== Aim ==
Repeat the data word for word. Do not include the pictures.

━━━━

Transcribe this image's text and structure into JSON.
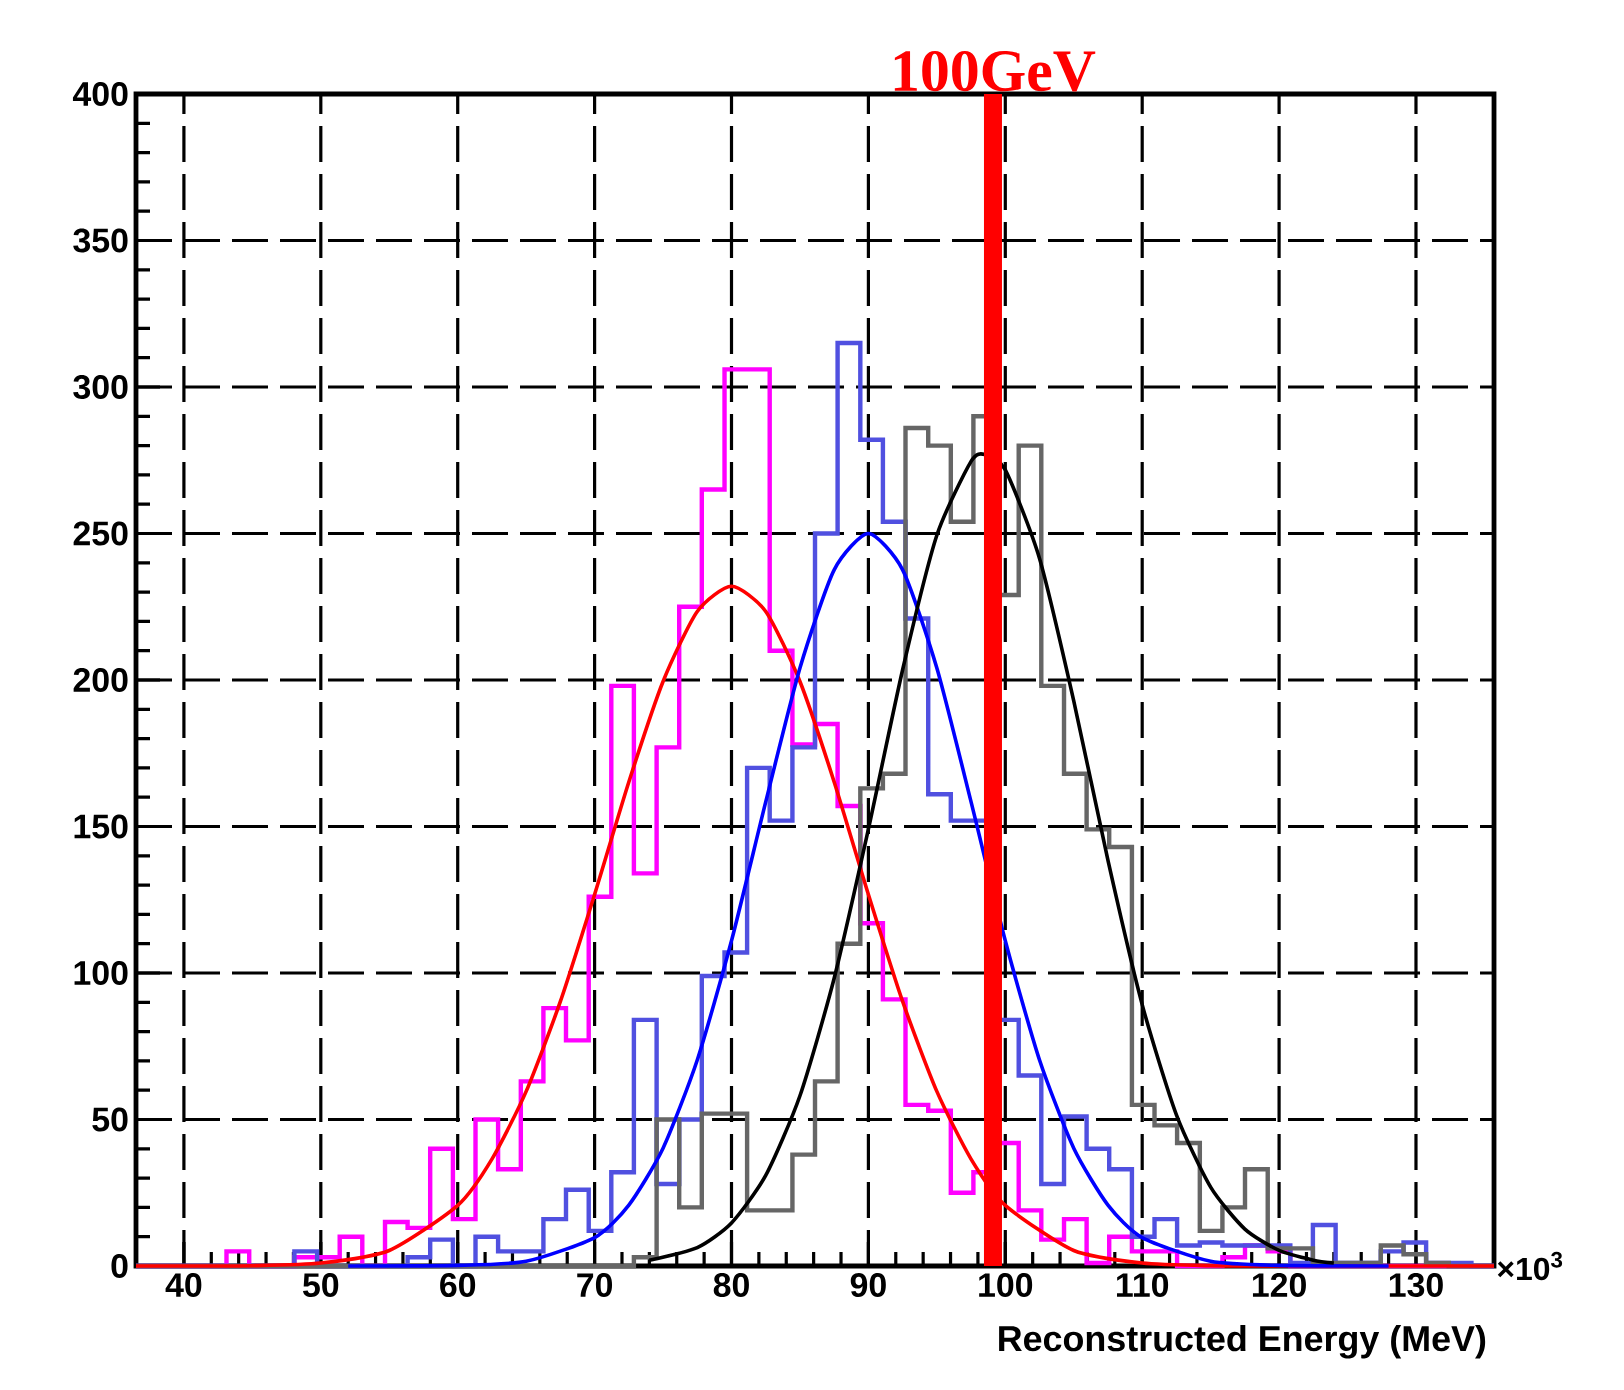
{
  "chart_data": {
    "type": "histogram",
    "xlabel": "Reconstructed Energy (MeV)",
    "annotations": [
      "×10$^{3}$"
    ],
    "xlim": [
      36.5,
      135.7
    ],
    "ylim": [
      0,
      400
    ],
    "xticks": [
      40,
      50,
      60,
      70,
      80,
      90,
      100,
      110,
      120,
      130
    ],
    "yticks": [
      0,
      50,
      100,
      150,
      200,
      250,
      300,
      350,
      400
    ],
    "grid": true,
    "bins": [
      36.5,
      38.15,
      39.81,
      41.46,
      43.11,
      44.77,
      46.42,
      48.07,
      49.73,
      51.38,
      53.03,
      54.69,
      56.34,
      57.99,
      59.65,
      61.3,
      62.95,
      64.61,
      66.26,
      67.91,
      69.57,
      71.22,
      72.87,
      74.53,
      76.18,
      77.83,
      79.49,
      81.14,
      82.79,
      84.45,
      86.1,
      87.75,
      89.41,
      91.06,
      92.71,
      94.37,
      96.02,
      97.67,
      99.33,
      100.98,
      102.63,
      104.29,
      105.94,
      107.59,
      109.25,
      110.9,
      112.55,
      114.21,
      115.86,
      117.51,
      119.17,
      120.82,
      122.47,
      124.13,
      125.78,
      127.43,
      129.09,
      130.74,
      132.39,
      134.05,
      135.7
    ],
    "series": [
      {
        "color": "#ff00ff",
        "values": [
          0,
          0,
          0,
          0,
          5,
          0,
          0,
          3,
          3,
          10,
          0,
          15,
          13,
          40,
          16,
          50,
          33,
          63,
          88,
          77,
          126,
          198,
          134,
          177,
          225,
          265,
          306,
          306,
          210,
          178,
          185,
          157,
          117,
          91,
          55,
          53,
          25,
          32,
          42,
          19,
          9,
          16,
          1,
          10,
          5,
          5,
          0,
          0,
          3,
          7,
          5,
          0,
          0,
          0,
          0,
          0,
          0,
          0,
          0,
          0
        ]
      },
      {
        "color": "#5050e0",
        "values": [
          0,
          0,
          0,
          0,
          0,
          0,
          0,
          5,
          0,
          0,
          0,
          0,
          3,
          9,
          0,
          10,
          5,
          5,
          16,
          26,
          12,
          32,
          84,
          28,
          50,
          99,
          107,
          170,
          152,
          177,
          250,
          315,
          282,
          254,
          221,
          161,
          152,
          152,
          84,
          65,
          28,
          51,
          40,
          33,
          10,
          16,
          7,
          8,
          7,
          7,
          7,
          1,
          14,
          1,
          1,
          5,
          8,
          1,
          1,
          0
        ]
      },
      {
        "color": "#666666",
        "values": [
          0,
          0,
          0,
          0,
          0,
          0,
          0,
          0,
          0,
          0,
          0,
          0,
          0,
          0,
          0,
          0,
          0,
          0,
          0,
          0,
          0,
          0,
          3,
          50,
          20,
          52,
          52,
          19,
          19,
          38,
          63,
          110,
          163,
          168,
          286,
          280,
          254,
          290,
          229,
          280,
          198,
          168,
          149,
          143,
          55,
          48,
          42,
          12,
          20,
          33,
          6,
          6,
          1,
          1,
          1,
          7,
          4,
          1,
          0,
          0
        ]
      },
      {
        "type": "line",
        "color": "#ff0000",
        "x": [
          36.5,
          40,
          45,
          50,
          55,
          60,
          62.5,
          65,
          67.5,
          70,
          72.5,
          75,
          77.5,
          80,
          82.5,
          85,
          87.5,
          90,
          92.5,
          95,
          97.5,
          100,
          105,
          110,
          115,
          120,
          135.7
        ],
        "values": [
          0,
          0,
          0.1,
          1,
          5.3,
          20.7,
          36.5,
          59.6,
          90.3,
          126.8,
          165.2,
          199.5,
          223.4,
          232,
          223.4,
          199.5,
          165.2,
          126.8,
          90.3,
          59.6,
          36.5,
          20.7,
          5.3,
          1,
          0.1,
          0,
          0
        ]
      },
      {
        "type": "line",
        "color": "#0000ff",
        "x": [
          52,
          60,
          65,
          70,
          72.5,
          75,
          77.5,
          80,
          82.5,
          85,
          87.5,
          90,
          92.5,
          95,
          97.5,
          100,
          102.5,
          105,
          107.5,
          110,
          115,
          120,
          128
        ],
        "values": [
          0,
          0.2,
          1.6,
          9.7,
          20.8,
          40.2,
          70.3,
          111,
          158.4,
          204.1,
          237.6,
          250,
          237.6,
          204.1,
          158.4,
          111,
          70.3,
          40.2,
          20.8,
          9.7,
          1.6,
          0.2,
          0
        ]
      },
      {
        "type": "line",
        "color": "#000000",
        "x": [
          74,
          77.5,
          80,
          82.5,
          85,
          87.5,
          90,
          92.5,
          95,
          97.5,
          98.5,
          100,
          102.5,
          105,
          107.5,
          110,
          112.5,
          115,
          117.5,
          120,
          122.5,
          124
        ],
        "values": [
          2,
          6.3,
          14.7,
          30.9,
          58.1,
          98.2,
          149.1,
          203.5,
          249.4,
          274.6,
          277,
          271.7,
          241.5,
          192.9,
          138.4,
          89.2,
          51.6,
          26.9,
          12.6,
          5.3,
          2,
          1
        ]
      }
    ],
    "ref_lines": [
      {
        "axis": "x",
        "value": 99.1,
        "label": "100GeV",
        "color": "#ff0000"
      }
    ]
  }
}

━━━━

== Final result ==
Transcribe this image's text and structure into JSON.
{
  "chart_data": {
    "type": "histogram",
    "xlabel": "Reconstructed Energy (MeV)",
    "annotations": [
      "×10$^{3}$"
    ],
    "xlim": [
      36.5,
      135.7
    ],
    "ylim": [
      0,
      400
    ],
    "xticks": [
      40,
      50,
      60,
      70,
      80,
      90,
      100,
      110,
      120,
      130
    ],
    "yticks": [
      0,
      50,
      100,
      150,
      200,
      250,
      300,
      350,
      400
    ],
    "grid": true,
    "bins": [
      36.5,
      38.15,
      39.81,
      41.46,
      43.11,
      44.77,
      46.42,
      48.07,
      49.73,
      51.38,
      53.03,
      54.69,
      56.34,
      57.99,
      59.65,
      61.3,
      62.95,
      64.61,
      66.26,
      67.91,
      69.57,
      71.22,
      72.87,
      74.53,
      76.18,
      77.83,
      79.49,
      81.14,
      82.79,
      84.45,
      86.1,
      87.75,
      89.41,
      91.06,
      92.71,
      94.37,
      96.02,
      97.67,
      99.33,
      100.98,
      102.63,
      104.29,
      105.94,
      107.59,
      109.25,
      110.9,
      112.55,
      114.21,
      115.86,
      117.51,
      119.17,
      120.82,
      122.47,
      124.13,
      125.78,
      127.43,
      129.09,
      130.74,
      132.39,
      134.05,
      135.7
    ],
    "series": [
      {
        "color": "#ff00ff",
        "values": [
          0,
          0,
          0,
          0,
          5,
          0,
          0,
          3,
          3,
          10,
          0,
          15,
          13,
          40,
          16,
          50,
          33,
          63,
          88,
          77,
          126,
          198,
          134,
          177,
          225,
          265,
          306,
          306,
          210,
          178,
          185,
          157,
          117,
          91,
          55,
          53,
          25,
          32,
          42,
          19,
          9,
          16,
          1,
          10,
          5,
          5,
          0,
          0,
          3,
          7,
          5,
          0,
          0,
          0,
          0,
          0,
          0,
          0,
          0,
          0
        ]
      },
      {
        "color": "#5050e0",
        "values": [
          0,
          0,
          0,
          0,
          0,
          0,
          0,
          5,
          0,
          0,
          0,
          0,
          3,
          9,
          0,
          10,
          5,
          5,
          16,
          26,
          12,
          32,
          84,
          28,
          50,
          99,
          107,
          170,
          152,
          177,
          250,
          315,
          282,
          254,
          221,
          161,
          152,
          152,
          84,
          65,
          28,
          51,
          40,
          33,
          10,
          16,
          7,
          8,
          7,
          7,
          7,
          1,
          14,
          1,
          1,
          5,
          8,
          1,
          1,
          0
        ]
      },
      {
        "color": "#666666",
        "values": [
          0,
          0,
          0,
          0,
          0,
          0,
          0,
          0,
          0,
          0,
          0,
          0,
          0,
          0,
          0,
          0,
          0,
          0,
          0,
          0,
          0,
          0,
          3,
          50,
          20,
          52,
          52,
          19,
          19,
          38,
          63,
          110,
          163,
          168,
          286,
          280,
          254,
          290,
          229,
          280,
          198,
          168,
          149,
          143,
          55,
          48,
          42,
          12,
          20,
          33,
          6,
          6,
          1,
          1,
          1,
          7,
          4,
          1,
          0,
          0
        ]
      },
      {
        "type": "line",
        "color": "#ff0000",
        "x": [
          36.5,
          40,
          45,
          50,
          55,
          60,
          62.5,
          65,
          67.5,
          70,
          72.5,
          75,
          77.5,
          80,
          82.5,
          85,
          87.5,
          90,
          92.5,
          95,
          97.5,
          100,
          105,
          110,
          115,
          120,
          135.7
        ],
        "values": [
          0,
          0,
          0.1,
          1,
          5.3,
          20.7,
          36.5,
          59.6,
          90.3,
          126.8,
          165.2,
          199.5,
          223.4,
          232,
          223.4,
          199.5,
          165.2,
          126.8,
          90.3,
          59.6,
          36.5,
          20.7,
          5.3,
          1,
          0.1,
          0,
          0
        ]
      },
      {
        "type": "line",
        "color": "#0000ff",
        "x": [
          52,
          60,
          65,
          70,
          72.5,
          75,
          77.5,
          80,
          82.5,
          85,
          87.5,
          90,
          92.5,
          95,
          97.5,
          100,
          102.5,
          105,
          107.5,
          110,
          115,
          120,
          128
        ],
        "values": [
          0,
          0.2,
          1.6,
          9.7,
          20.8,
          40.2,
          70.3,
          111,
          158.4,
          204.1,
          237.6,
          250,
          237.6,
          204.1,
          158.4,
          111,
          70.3,
          40.2,
          20.8,
          9.7,
          1.6,
          0.2,
          0
        ]
      },
      {
        "type": "line",
        "color": "#000000",
        "x": [
          74,
          77.5,
          80,
          82.5,
          85,
          87.5,
          90,
          92.5,
          95,
          97.5,
          98.5,
          100,
          102.5,
          105,
          107.5,
          110,
          112.5,
          115,
          117.5,
          120,
          122.5,
          124
        ],
        "values": [
          2,
          6.3,
          14.7,
          30.9,
          58.1,
          98.2,
          149.1,
          203.5,
          249.4,
          274.6,
          277,
          271.7,
          241.5,
          192.9,
          138.4,
          89.2,
          51.6,
          26.9,
          12.6,
          5.3,
          2,
          1
        ]
      }
    ],
    "ref_lines": [
      {
        "axis": "x",
        "value": 99.1,
        "label": "100GeV",
        "color": "#ff0000"
      }
    ]
  }
}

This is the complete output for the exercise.